- _Directions for this task_
Copy out every line in the entries below that includes "экстракт".

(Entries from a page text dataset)
········

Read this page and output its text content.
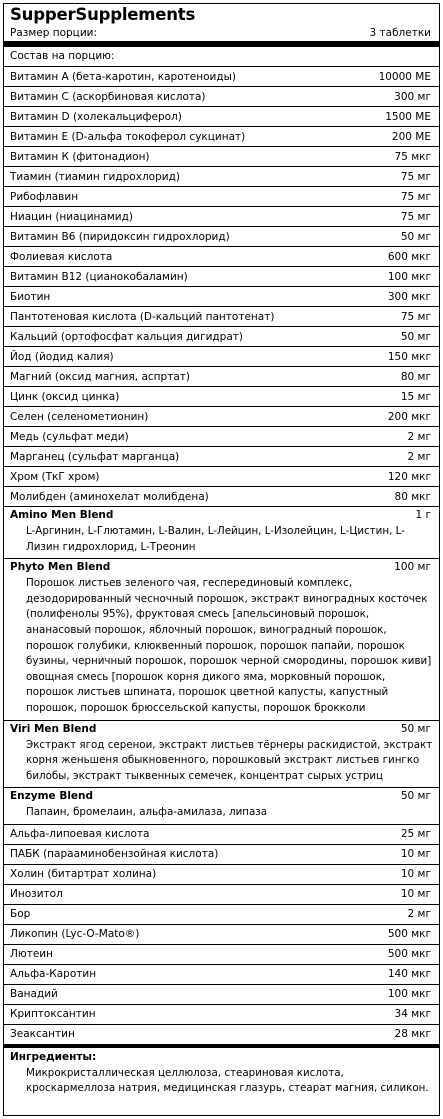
SupperSupplements
Размер порции:	3 таблетки
Состав на порцию:
Витамин А (бета-каротин, каротеноиды)	10000 МЕ
Витамин С (аскорбиновая кислота)	300 мг
Витамин D (холекальциферол)	1500 МЕ
Витамин Е (D-альфа токоферол сукцинат)	200 МЕ
Витамин К (фитонадион)	75 мкг
Тиамин (тиамин гидрохлорид)	75 мг
Рибофлавин	75 мг
Ниацин (ниацинамид)	75 мг
Витамин В6 (пиридоксин гидрохлорид)	50 мг
Фолиевая кислота	600 мкг
Витамин В12 (цианокобаламин)	100 мкг
Биотин	300 мкг
Пантотеновая кислота (D-кальций пантотенат)	75 мг
Кальций (ортофосфат кальция дигидрат)	50 мг
Йод (йодид калия)	150 мкг
Магний (оксид магния, аспртат)	80 мг
Цинк (оксид цинка)	15 мг
Селен (селенометионин)	200 мкг
Медь (сульфат меди)	2 мг
Марганец (сульфат марганца)	2 мг
Хром (ТкГ хром)	120 мкг
Молибден (аминохелат молибдена)	80 мкг
Amino Men Blend	1 г
L-Аргинин, L-Глютамин, L-Валин, L-Лейцин, L-Изолейцин, L-Цистин, L-Лизин гидрохлорид, L-Треонин
Phyto Men Blend	100 мг
Порошок листьев зеленого чая, гесперединовый комплекс, дезодорированный чесночный порошок, экстракт виноградных косточек (полифенолы 95%), фруктовая смесь [апельсиновый порошок, ананасовый порошок, яблочный порошок, виноградный порошок, порошок голубики, клюквенный порошок, порошок папайи, порошок бузины, черничный порошок, порошок черной смородины, порошок киви] овощная смесь [порошок корня дикого яма, морковный порошок, порошок листьев шпината, порошок цветной капусты, капустный порошок, порошок брюссельской капусты, порошок брокколи
Viri Men Blend	50 мг
Экстракт ягод серенои, экстракт листьев тёрнеры раскидистой, экстракт корня женьшеня обыкновенного, порошковый экстракт листьев гингко билобы, экстракт тыквенных семечек, концентрат сырых устриц
Enzyme Blend	50 мг
Папаин, бромелаин, альфа-амилаза, липаза
Альфа-липоевая кислота	25 мг
ПАБК (парааминобензойная кислота)	10 мг
Холин (битартрат холина)	10 мг
Инозитол	10 мг
Бор	2 мг
Ликопин (Lyc-O-Mato®)	500 мкг
Лютеин	500 мкг
Альфа-Каротин	140 мкг
Ванадий	100 мкг
Криптоксантин	34 мкг
Зеаксантин	28 мкг
Ингредиенты:
Микрокристаллическая целлюлоза, стеариновая кислота, кроскармеллоза натрия, медицинская глазурь, стеарат магния, силикон.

········

- _Task result_
Порошок листьев зеленого чая, гесперединовый комплекс, дезодорированный чесночный порошок, экстракт виноградных косточек (полифенолы 95%), фруктовая смесь [апельсиновый порошок, ананасовый порошок, яблочный порошок, виноградный порошок, порошок голубики, клюквенный порошок, порошок папайи, порошок бузины, черничный порошок, порошок черной смородины, порошок киви] овощная смесь [порошок корня дикого яма, морковный порошок, порошок листьев шпината, порошок цветной капусты, капустный порошок, порошок брюссельской капусты, порошок брокколи
Экстракт ягод серенои, экстракт листьев тёрнеры раскидистой, экстракт корня женьшеня обыкновенного, порошковый экстракт листьев гингко билобы, экстракт тыквенных семечек, концентрат сырых устриц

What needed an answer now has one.